> WHAT YOU HAVE TO DO
Copy the following data line for line without any changes. Leave the pictures out of your copy.

Stored records
□ □ □ □ □ □ □

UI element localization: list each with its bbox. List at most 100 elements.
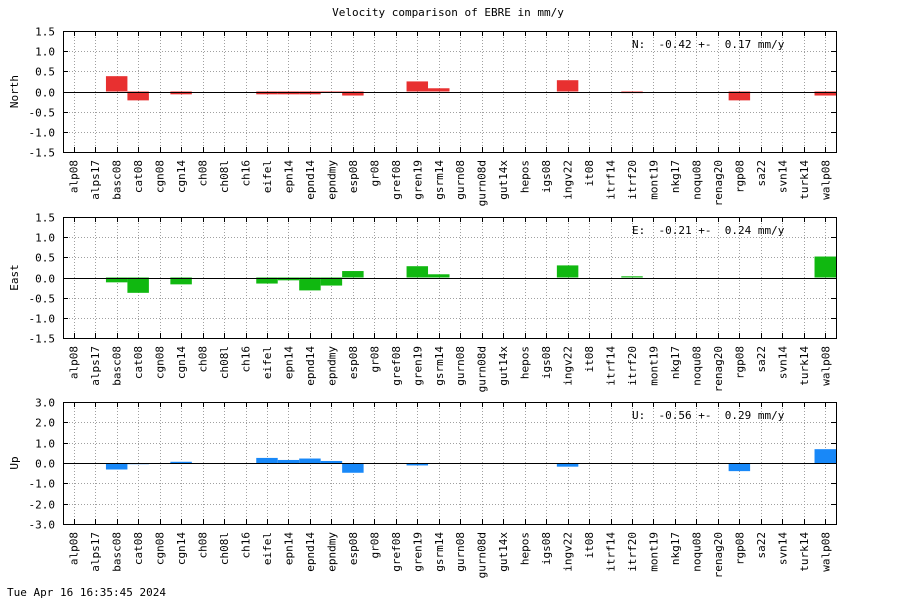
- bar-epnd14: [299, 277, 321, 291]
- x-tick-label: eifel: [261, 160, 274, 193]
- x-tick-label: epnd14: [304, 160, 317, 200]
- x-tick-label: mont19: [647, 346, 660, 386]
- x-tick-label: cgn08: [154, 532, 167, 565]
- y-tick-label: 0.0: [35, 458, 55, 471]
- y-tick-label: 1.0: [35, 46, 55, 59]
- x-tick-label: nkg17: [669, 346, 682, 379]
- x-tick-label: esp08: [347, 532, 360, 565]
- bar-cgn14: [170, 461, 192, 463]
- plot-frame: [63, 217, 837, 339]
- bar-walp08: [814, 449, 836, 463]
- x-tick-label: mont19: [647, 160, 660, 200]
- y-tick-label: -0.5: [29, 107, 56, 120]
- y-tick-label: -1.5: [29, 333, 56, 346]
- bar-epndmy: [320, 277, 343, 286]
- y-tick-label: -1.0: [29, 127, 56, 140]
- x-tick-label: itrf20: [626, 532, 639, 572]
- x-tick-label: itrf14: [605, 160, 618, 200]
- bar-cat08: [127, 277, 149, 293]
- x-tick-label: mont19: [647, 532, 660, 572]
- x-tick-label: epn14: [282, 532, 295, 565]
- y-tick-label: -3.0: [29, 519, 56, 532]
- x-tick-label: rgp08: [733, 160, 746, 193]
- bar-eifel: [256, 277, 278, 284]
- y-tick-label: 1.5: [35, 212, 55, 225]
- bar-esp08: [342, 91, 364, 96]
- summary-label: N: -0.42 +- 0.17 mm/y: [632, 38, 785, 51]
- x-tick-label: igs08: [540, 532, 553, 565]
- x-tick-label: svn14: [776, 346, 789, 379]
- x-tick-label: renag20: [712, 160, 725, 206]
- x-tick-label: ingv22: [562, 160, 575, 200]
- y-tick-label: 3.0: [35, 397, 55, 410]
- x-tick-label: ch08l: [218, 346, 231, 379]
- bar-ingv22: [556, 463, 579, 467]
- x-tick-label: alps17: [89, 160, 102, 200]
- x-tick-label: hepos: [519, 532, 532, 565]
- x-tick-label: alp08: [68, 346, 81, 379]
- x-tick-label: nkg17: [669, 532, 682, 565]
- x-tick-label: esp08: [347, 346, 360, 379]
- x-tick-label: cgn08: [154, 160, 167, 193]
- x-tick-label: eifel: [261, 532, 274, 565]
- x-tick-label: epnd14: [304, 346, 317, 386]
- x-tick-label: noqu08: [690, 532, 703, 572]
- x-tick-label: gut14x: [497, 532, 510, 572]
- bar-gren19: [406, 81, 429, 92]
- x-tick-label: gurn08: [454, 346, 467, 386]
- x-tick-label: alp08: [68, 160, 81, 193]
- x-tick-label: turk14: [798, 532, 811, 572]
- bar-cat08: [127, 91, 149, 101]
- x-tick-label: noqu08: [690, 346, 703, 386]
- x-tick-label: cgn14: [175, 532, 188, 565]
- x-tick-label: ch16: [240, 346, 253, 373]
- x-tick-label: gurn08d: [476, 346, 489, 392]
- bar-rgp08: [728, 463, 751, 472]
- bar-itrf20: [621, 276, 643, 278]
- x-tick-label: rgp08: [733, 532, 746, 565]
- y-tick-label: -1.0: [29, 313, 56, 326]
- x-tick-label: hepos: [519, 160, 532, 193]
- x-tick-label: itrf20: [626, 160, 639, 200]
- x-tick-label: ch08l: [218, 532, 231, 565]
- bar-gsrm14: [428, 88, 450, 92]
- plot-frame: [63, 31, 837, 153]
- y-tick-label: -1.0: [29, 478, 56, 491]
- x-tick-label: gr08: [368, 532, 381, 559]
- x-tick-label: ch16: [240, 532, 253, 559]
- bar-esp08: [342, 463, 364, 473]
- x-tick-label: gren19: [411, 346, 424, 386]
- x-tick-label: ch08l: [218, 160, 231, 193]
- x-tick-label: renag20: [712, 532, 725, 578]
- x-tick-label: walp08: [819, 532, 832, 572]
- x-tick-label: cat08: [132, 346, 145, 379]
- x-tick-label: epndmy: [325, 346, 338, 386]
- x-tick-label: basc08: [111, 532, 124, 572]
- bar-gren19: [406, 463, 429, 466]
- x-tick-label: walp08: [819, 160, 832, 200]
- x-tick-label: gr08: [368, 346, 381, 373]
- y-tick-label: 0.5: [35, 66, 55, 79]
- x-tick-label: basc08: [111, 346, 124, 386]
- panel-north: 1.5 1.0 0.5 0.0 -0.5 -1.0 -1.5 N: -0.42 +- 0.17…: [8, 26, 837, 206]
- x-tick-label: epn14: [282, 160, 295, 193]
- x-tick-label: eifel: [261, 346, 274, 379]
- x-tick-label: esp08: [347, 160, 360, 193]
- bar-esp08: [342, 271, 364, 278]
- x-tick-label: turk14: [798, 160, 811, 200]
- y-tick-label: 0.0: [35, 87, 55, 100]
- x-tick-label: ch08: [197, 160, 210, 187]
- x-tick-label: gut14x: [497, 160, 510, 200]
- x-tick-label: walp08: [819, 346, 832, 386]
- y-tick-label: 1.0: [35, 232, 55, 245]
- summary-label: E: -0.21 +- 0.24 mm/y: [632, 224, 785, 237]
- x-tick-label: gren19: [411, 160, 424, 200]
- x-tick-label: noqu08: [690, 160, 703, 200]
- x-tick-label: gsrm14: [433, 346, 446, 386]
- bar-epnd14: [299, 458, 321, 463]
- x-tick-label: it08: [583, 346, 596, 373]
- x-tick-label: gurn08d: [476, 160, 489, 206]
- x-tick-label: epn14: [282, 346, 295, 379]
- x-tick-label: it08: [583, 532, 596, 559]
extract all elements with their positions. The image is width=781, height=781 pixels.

□ □ □ □ □ □ □

> THE COMPLETED TASK
UI element localization: list each with its bbox. List at most 100 elements.
- bar-epnd14: [299, 277, 321, 291]
- x-tick-label: eifel: [261, 160, 274, 193]
- x-tick-label: epnd14: [304, 160, 317, 200]
- x-tick-label: mont19: [647, 346, 660, 386]
- x-tick-label: cgn08: [154, 532, 167, 565]
- y-tick-label: 0.0: [35, 458, 55, 471]
- y-tick-label: 1.0: [35, 46, 55, 59]
- x-tick-label: nkg17: [669, 346, 682, 379]
- x-tick-label: esp08: [347, 532, 360, 565]
- bar-cgn14: [170, 461, 192, 463]
- plot-frame: [63, 217, 837, 339]
- bar-walp08: [814, 449, 836, 463]
- x-tick-label: mont19: [647, 160, 660, 200]
- y-tick-label: -0.5: [29, 107, 56, 120]
- y-tick-label: -1.5: [29, 333, 56, 346]
- bar-epndmy: [320, 277, 343, 286]
- y-tick-label: -1.0: [29, 127, 56, 140]
- x-tick-label: itrf20: [626, 532, 639, 572]
- x-tick-label: itrf14: [605, 160, 618, 200]
- bar-cat08: [127, 277, 149, 293]
- x-tick-label: mont19: [647, 532, 660, 572]
- x-tick-label: epn14: [282, 532, 295, 565]
- y-tick-label: -3.0: [29, 519, 56, 532]
- x-tick-label: rgp08: [733, 160, 746, 193]
- bar-eifel: [256, 277, 278, 284]
- y-tick-label: 1.5: [35, 212, 55, 225]
- bar-esp08: [342, 91, 364, 96]
- summary-label: N: -0.42 +- 0.17 mm/y: [632, 38, 785, 51]
- x-tick-label: igs08: [540, 532, 553, 565]
- x-tick-label: svn14: [776, 346, 789, 379]
- x-tick-label: renag20: [712, 160, 725, 206]
- x-tick-label: ingv22: [562, 160, 575, 200]
- y-tick-label: 3.0: [35, 397, 55, 410]
- x-tick-label: ch08l: [218, 346, 231, 379]
- bar-ingv22: [556, 463, 579, 467]
- x-tick-label: alps17: [89, 160, 102, 200]
- x-tick-label: hepos: [519, 532, 532, 565]
- x-tick-label: alp08: [68, 346, 81, 379]
- x-tick-label: nkg17: [669, 532, 682, 565]
- x-tick-label: esp08: [347, 346, 360, 379]
- x-tick-label: cgn08: [154, 160, 167, 193]
- x-tick-label: eifel: [261, 532, 274, 565]
- x-tick-label: epnd14: [304, 346, 317, 386]
- x-tick-label: noqu08: [690, 532, 703, 572]
- x-tick-label: gut14x: [497, 532, 510, 572]
- bar-gren19: [406, 81, 429, 92]
- x-tick-label: gurn08: [454, 346, 467, 386]
- x-tick-label: alp08: [68, 160, 81, 193]
- x-tick-label: turk14: [798, 532, 811, 572]
- bar-cat08: [127, 91, 149, 101]
- x-tick-label: noqu08: [690, 346, 703, 386]
- x-tick-label: cgn14: [175, 532, 188, 565]
- x-tick-label: ch16: [240, 346, 253, 373]
- x-tick-label: gurn08d: [476, 346, 489, 392]
- bar-rgp08: [728, 463, 751, 472]
- bar-itrf20: [621, 276, 643, 278]
- x-tick-label: rgp08: [733, 532, 746, 565]
- y-tick-label: -1.0: [29, 313, 56, 326]
- x-tick-label: hepos: [519, 160, 532, 193]
- x-tick-label: itrf20: [626, 160, 639, 200]
- x-tick-label: ch08l: [218, 532, 231, 565]
- bar-gsrm14: [428, 88, 450, 92]
- plot-frame: [63, 31, 837, 153]
- y-tick-label: -1.0: [29, 478, 56, 491]
- x-tick-label: gr08: [368, 532, 381, 559]
- x-tick-label: ch16: [240, 532, 253, 559]
- bar-esp08: [342, 463, 364, 473]
- x-tick-label: gren19: [411, 346, 424, 386]
- x-tick-label: ch08l: [218, 160, 231, 193]
- x-tick-label: renag20: [712, 532, 725, 578]
- x-tick-label: walp08: [819, 532, 832, 572]
- x-tick-label: cat08: [132, 346, 145, 379]
- x-tick-label: epndmy: [325, 346, 338, 386]
- x-tick-label: basc08: [111, 532, 124, 572]
- bar-gren19: [406, 463, 429, 466]
- x-tick-label: walp08: [819, 160, 832, 200]
- x-tick-label: gr08: [368, 346, 381, 373]
- y-tick-label: 0.5: [35, 66, 55, 79]
- x-tick-label: basc08: [111, 346, 124, 386]
- panel-north: 1.5 1.0 0.5 0.0 -0.5 -1.0 -1.5 N: -0.42 +- 0.17…: [8, 26, 837, 206]
- x-tick-label: epn14: [282, 160, 295, 193]
- x-tick-label: eifel: [261, 346, 274, 379]
- x-tick-label: esp08: [347, 160, 360, 193]
- bar-esp08: [342, 271, 364, 278]
- x-tick-label: turk14: [798, 160, 811, 200]
- y-tick-label: 0.0: [35, 87, 55, 100]
- x-tick-label: ch08: [197, 160, 210, 187]
- x-tick-label: gut14x: [497, 160, 510, 200]
- x-tick-label: walp08: [819, 346, 832, 386]
- y-tick-label: 1.0: [35, 232, 55, 245]
- summary-label: E: -0.21 +- 0.24 mm/y: [632, 224, 785, 237]
- x-tick-label: gren19: [411, 160, 424, 200]
- x-tick-label: noqu08: [690, 160, 703, 200]
- x-tick-label: gsrm14: [433, 346, 446, 386]
- bar-epnd14: [299, 458, 321, 463]
- x-tick-label: it08: [583, 346, 596, 373]
- x-tick-label: gurn08d: [476, 160, 489, 206]
- x-tick-label: epn14: [282, 346, 295, 379]
- x-tick-label: it08: [583, 532, 596, 559]
extract all elements with their positions. The image is width=781, height=781 pixels.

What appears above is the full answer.